### GOAL OF THE EXERCISE
Give only the number of lines in these records that contain the word "title".

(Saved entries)
┄┄┄┄┄┄

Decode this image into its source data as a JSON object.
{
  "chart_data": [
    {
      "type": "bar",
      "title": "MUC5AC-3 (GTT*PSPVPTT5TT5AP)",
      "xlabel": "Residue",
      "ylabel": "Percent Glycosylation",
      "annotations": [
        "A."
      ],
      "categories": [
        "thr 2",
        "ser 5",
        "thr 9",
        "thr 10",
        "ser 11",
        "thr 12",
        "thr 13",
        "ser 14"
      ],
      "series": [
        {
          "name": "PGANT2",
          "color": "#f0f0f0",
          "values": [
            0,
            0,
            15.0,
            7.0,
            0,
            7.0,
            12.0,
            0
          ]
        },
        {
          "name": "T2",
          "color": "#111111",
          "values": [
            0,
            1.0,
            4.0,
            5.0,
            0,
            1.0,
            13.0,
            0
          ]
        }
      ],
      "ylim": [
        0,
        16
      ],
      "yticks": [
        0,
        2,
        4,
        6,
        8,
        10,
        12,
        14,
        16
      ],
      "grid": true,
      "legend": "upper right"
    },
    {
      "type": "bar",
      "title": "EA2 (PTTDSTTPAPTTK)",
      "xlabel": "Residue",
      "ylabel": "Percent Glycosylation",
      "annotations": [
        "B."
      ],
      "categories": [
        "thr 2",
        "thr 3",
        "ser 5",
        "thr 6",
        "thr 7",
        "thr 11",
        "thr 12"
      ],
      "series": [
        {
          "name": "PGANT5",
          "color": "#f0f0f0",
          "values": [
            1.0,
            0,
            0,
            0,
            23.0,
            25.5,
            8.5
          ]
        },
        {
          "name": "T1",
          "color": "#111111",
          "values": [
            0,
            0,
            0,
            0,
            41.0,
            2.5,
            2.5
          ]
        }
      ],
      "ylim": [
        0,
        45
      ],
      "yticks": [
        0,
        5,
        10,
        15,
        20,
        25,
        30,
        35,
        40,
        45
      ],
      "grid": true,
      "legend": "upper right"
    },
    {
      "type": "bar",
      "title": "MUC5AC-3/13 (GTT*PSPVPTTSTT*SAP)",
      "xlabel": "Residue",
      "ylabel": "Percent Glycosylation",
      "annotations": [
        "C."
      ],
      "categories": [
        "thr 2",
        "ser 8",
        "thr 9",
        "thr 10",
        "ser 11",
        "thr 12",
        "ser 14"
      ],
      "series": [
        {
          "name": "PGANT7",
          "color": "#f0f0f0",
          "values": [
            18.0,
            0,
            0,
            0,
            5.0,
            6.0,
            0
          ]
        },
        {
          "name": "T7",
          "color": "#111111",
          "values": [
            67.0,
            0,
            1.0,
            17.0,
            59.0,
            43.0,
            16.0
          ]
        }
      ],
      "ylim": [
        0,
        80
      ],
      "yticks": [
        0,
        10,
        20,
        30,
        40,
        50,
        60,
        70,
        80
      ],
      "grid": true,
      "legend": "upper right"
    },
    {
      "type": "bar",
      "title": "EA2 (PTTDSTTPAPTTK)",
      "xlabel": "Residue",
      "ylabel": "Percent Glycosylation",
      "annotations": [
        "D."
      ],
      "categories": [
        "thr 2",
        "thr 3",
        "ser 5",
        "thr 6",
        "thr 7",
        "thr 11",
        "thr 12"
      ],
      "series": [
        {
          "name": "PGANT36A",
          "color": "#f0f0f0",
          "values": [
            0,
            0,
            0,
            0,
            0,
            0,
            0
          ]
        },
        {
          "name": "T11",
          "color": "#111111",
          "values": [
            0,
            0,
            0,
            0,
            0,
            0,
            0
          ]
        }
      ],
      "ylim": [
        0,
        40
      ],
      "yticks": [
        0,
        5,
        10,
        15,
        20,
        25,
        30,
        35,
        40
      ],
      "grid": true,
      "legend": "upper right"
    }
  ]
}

┄┄┄┄┄┄

### FINISHED EXERCISE
4